** Start of Provided data **

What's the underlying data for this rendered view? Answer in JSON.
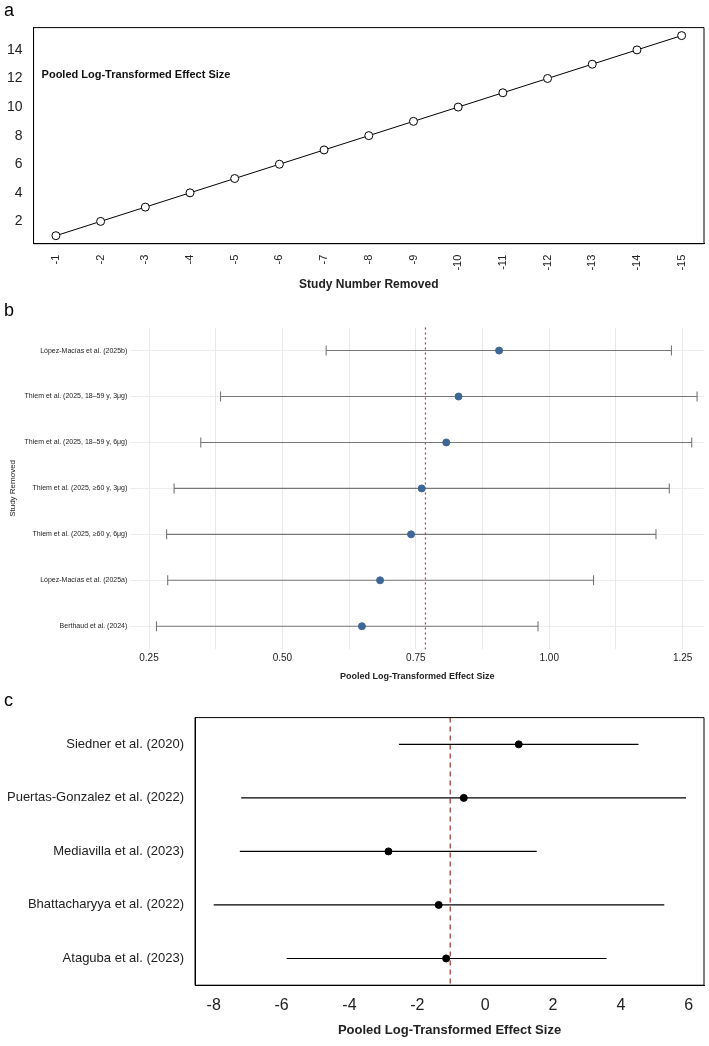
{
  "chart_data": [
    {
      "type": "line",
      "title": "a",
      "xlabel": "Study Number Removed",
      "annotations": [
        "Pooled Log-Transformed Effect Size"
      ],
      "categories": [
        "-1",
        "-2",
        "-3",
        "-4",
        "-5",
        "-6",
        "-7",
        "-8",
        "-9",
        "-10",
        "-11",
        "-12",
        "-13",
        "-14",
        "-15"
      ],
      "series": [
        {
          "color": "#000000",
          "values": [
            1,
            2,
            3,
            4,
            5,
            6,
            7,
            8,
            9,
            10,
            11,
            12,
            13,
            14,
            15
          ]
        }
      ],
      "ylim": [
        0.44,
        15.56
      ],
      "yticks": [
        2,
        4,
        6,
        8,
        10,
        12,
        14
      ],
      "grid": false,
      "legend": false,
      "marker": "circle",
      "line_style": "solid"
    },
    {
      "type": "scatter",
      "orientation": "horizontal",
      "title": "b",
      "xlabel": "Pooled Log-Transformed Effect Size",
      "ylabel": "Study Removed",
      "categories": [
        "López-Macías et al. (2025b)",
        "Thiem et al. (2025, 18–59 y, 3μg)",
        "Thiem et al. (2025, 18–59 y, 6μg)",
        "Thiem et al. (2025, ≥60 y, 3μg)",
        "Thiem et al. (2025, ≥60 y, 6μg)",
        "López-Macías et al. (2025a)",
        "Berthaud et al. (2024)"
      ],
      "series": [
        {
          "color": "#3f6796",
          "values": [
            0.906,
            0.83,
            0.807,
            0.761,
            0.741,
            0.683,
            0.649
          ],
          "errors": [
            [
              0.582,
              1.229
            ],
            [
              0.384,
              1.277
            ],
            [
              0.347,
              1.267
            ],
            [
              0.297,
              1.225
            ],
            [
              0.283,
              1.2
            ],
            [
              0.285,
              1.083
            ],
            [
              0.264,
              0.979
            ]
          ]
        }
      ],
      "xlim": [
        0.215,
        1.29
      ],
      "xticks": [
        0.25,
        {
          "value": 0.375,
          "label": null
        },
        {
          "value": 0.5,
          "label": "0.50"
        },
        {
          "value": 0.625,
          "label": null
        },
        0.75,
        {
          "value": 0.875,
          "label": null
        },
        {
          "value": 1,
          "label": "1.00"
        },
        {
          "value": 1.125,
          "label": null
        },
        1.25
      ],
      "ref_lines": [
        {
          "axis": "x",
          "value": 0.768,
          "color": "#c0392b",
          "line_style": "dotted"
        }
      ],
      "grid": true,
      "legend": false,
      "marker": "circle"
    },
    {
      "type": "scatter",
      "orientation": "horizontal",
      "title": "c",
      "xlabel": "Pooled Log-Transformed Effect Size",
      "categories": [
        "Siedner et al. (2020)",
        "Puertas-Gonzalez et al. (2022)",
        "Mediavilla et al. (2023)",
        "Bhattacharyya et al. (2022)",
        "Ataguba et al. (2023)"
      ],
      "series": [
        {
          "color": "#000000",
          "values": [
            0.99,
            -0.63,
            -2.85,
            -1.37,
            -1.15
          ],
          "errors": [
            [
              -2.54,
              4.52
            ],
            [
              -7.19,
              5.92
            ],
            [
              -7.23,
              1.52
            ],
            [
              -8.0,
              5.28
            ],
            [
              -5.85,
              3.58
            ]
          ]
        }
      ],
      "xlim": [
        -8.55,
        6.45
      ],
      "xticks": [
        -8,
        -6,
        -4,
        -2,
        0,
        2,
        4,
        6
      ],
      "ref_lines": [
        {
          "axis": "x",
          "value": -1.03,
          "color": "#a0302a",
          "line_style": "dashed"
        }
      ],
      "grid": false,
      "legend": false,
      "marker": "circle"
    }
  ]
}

** End of Provided data **

**Job**
Take the listing above and print it exactly, apart from the pictures.

**The response**
What's the underlying data for this rendered view? Answer in JSON.
{
  "chart_data": [
    {
      "type": "line",
      "title": "a",
      "xlabel": "Study Number Removed",
      "annotations": [
        "Pooled Log-Transformed Effect Size"
      ],
      "categories": [
        "-1",
        "-2",
        "-3",
        "-4",
        "-5",
        "-6",
        "-7",
        "-8",
        "-9",
        "-10",
        "-11",
        "-12",
        "-13",
        "-14",
        "-15"
      ],
      "series": [
        {
          "color": "#000000",
          "values": [
            1,
            2,
            3,
            4,
            5,
            6,
            7,
            8,
            9,
            10,
            11,
            12,
            13,
            14,
            15
          ]
        }
      ],
      "ylim": [
        0.44,
        15.56
      ],
      "yticks": [
        2,
        4,
        6,
        8,
        10,
        12,
        14
      ],
      "grid": false,
      "legend": false,
      "marker": "circle",
      "line_style": "solid"
    },
    {
      "type": "scatter",
      "orientation": "horizontal",
      "title": "b",
      "xlabel": "Pooled Log-Transformed Effect Size",
      "ylabel": "Study Removed",
      "categories": [
        "López-Macías et al. (2025b)",
        "Thiem et al. (2025, 18–59 y, 3μg)",
        "Thiem et al. (2025, 18–59 y, 6μg)",
        "Thiem et al. (2025, ≥60 y, 3μg)",
        "Thiem et al. (2025, ≥60 y, 6μg)",
        "López-Macías et al. (2025a)",
        "Berthaud et al. (2024)"
      ],
      "series": [
        {
          "color": "#3f6796",
          "values": [
            0.906,
            0.83,
            0.807,
            0.761,
            0.741,
            0.683,
            0.649
          ],
          "errors": [
            [
              0.582,
              1.229
            ],
            [
              0.384,
              1.277
            ],
            [
              0.347,
              1.267
            ],
            [
              0.297,
              1.225
            ],
            [
              0.283,
              1.2
            ],
            [
              0.285,
              1.083
            ],
            [
              0.264,
              0.979
            ]
          ]
        }
      ],
      "xlim": [
        0.215,
        1.29
      ],
      "xticks": [
        0.25,
        {
          "value": 0.375,
          "label": null
        },
        {
          "value": 0.5,
          "label": "0.50"
        },
        {
          "value": 0.625,
          "label": null
        },
        0.75,
        {
          "value": 0.875,
          "label": null
        },
        {
          "value": 1,
          "label": "1.00"
        },
        {
          "value": 1.125,
          "label": null
        },
        1.25
      ],
      "ref_lines": [
        {
          "axis": "x",
          "value": 0.768,
          "color": "#c0392b",
          "line_style": "dotted"
        }
      ],
      "grid": true,
      "legend": false,
      "marker": "circle"
    },
    {
      "type": "scatter",
      "orientation": "horizontal",
      "title": "c",
      "xlabel": "Pooled Log-Transformed Effect Size",
      "categories": [
        "Siedner et al. (2020)",
        "Puertas-Gonzalez et al. (2022)",
        "Mediavilla et al. (2023)",
        "Bhattacharyya et al. (2022)",
        "Ataguba et al. (2023)"
      ],
      "series": [
        {
          "color": "#000000",
          "values": [
            0.99,
            -0.63,
            -2.85,
            -1.37,
            -1.15
          ],
          "errors": [
            [
              -2.54,
              4.52
            ],
            [
              -7.19,
              5.92
            ],
            [
              -7.23,
              1.52
            ],
            [
              -8.0,
              5.28
            ],
            [
              -5.85,
              3.58
            ]
          ]
        }
      ],
      "xlim": [
        -8.55,
        6.45
      ],
      "xticks": [
        -8,
        -6,
        -4,
        -2,
        0,
        2,
        4,
        6
      ],
      "ref_lines": [
        {
          "axis": "x",
          "value": -1.03,
          "color": "#a0302a",
          "line_style": "dashed"
        }
      ],
      "grid": false,
      "legend": false,
      "marker": "circle"
    }
  ]
}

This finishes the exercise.